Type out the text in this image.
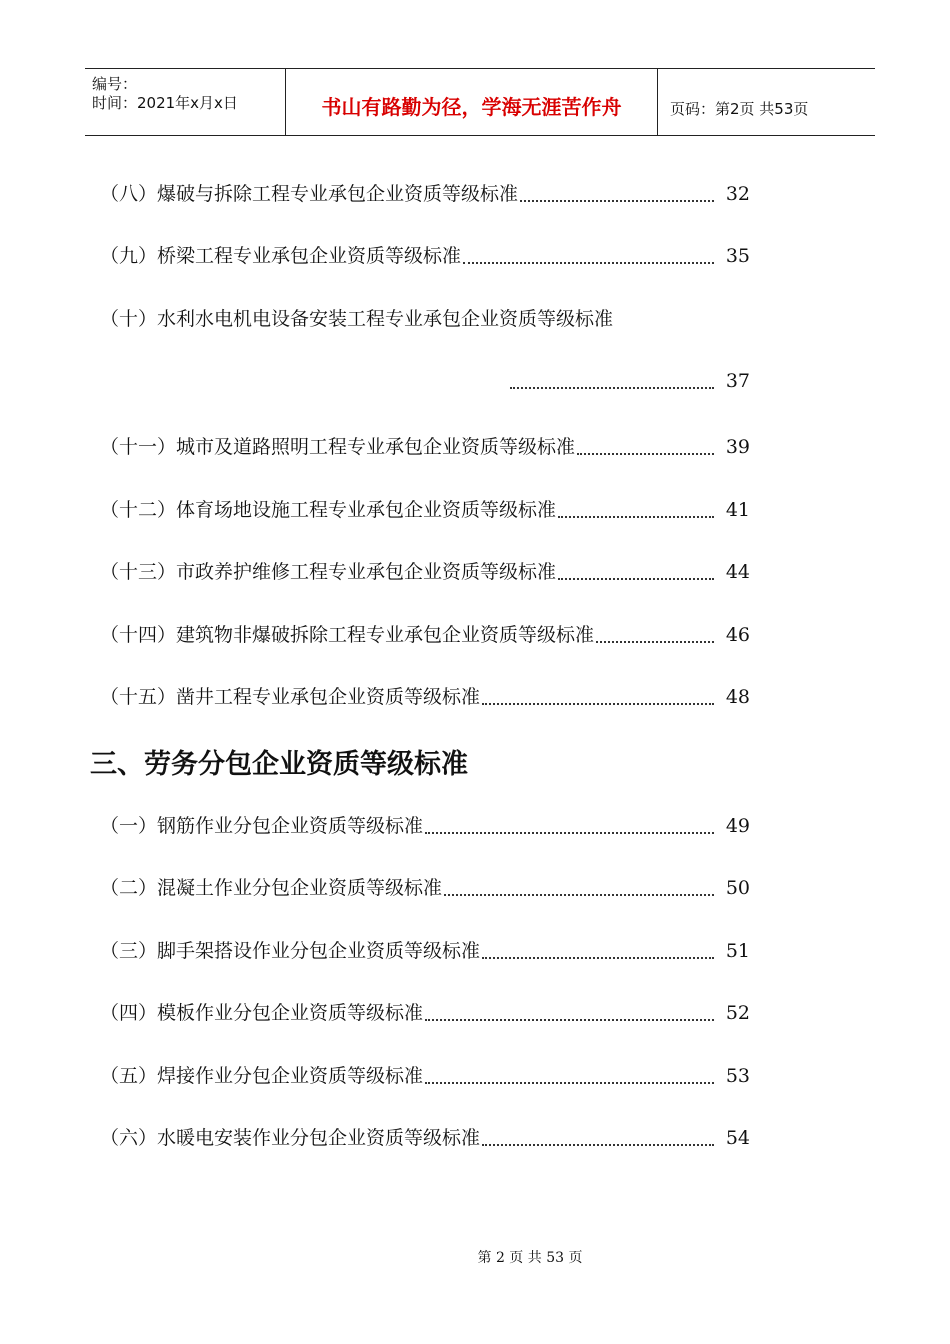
编号：
时间：2021年x月x日	书山有路勤为径，学海无涯苦作舟	页码：第2页 共53页
（八）爆破与拆除工程专业承包企业资质等级标准	32
（九）桥梁工程专业承包企业资质等级标准	35
（十）水利水电机电设备安装工程专业承包企业资质等级标准
37
（十一）城市及道路照明工程专业承包企业资质等级标准	39
（十二）体育场地设施工程专业承包企业资质等级标准	41
（十三）市政养护维修工程专业承包企业资质等级标准	44
（十四）建筑物非爆破拆除工程专业承包企业资质等级标准	46
（十五）凿井工程专业承包企业资质等级标准	48
三、劳务分包企业资质等级标准
（一）钢筋作业分包企业资质等级标准	49
（二）混凝土作业分包企业资质等级标准	50
（三）脚手架搭设作业分包企业资质等级标准	51
（四）模板作业分包企业资质等级标准	52
（五）焊接作业分包企业资质等级标准	53
（六）水暖电安装作业分包企业资质等级标准	54
第 2 页 共 53 页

━━━

TO BE DONE:
Omit every picture, and otherwise quote the entries exactly.

EXERCISE RESPONSE:
Type out the text in this image.
编号：
时间：2021年x月x日	书山有路勤为径，学海无涯苦作舟	页码：第2页 共53页
（八）爆破与拆除工程专业承包企业资质等级标准	32
（九）桥梁工程专业承包企业资质等级标准	35
（十）水利水电机电设备安装工程专业承包企业资质等级标准
37
（十一）城市及道路照明工程专业承包企业资质等级标准	39
（十二）体育场地设施工程专业承包企业资质等级标准	41
（十三）市政养护维修工程专业承包企业资质等级标准	44
（十四）建筑物非爆破拆除工程专业承包企业资质等级标准	46
（十五）凿井工程专业承包企业资质等级标准	48
三、劳务分包企业资质等级标准
（一）钢筋作业分包企业资质等级标准	49
（二）混凝土作业分包企业资质等级标准	50
（三）脚手架搭设作业分包企业资质等级标准	51
（四）模板作业分包企业资质等级标准	52
（五）焊接作业分包企业资质等级标准	53
（六）水暖电安装作业分包企业资质等级标准	54
第 2 页 共 53 页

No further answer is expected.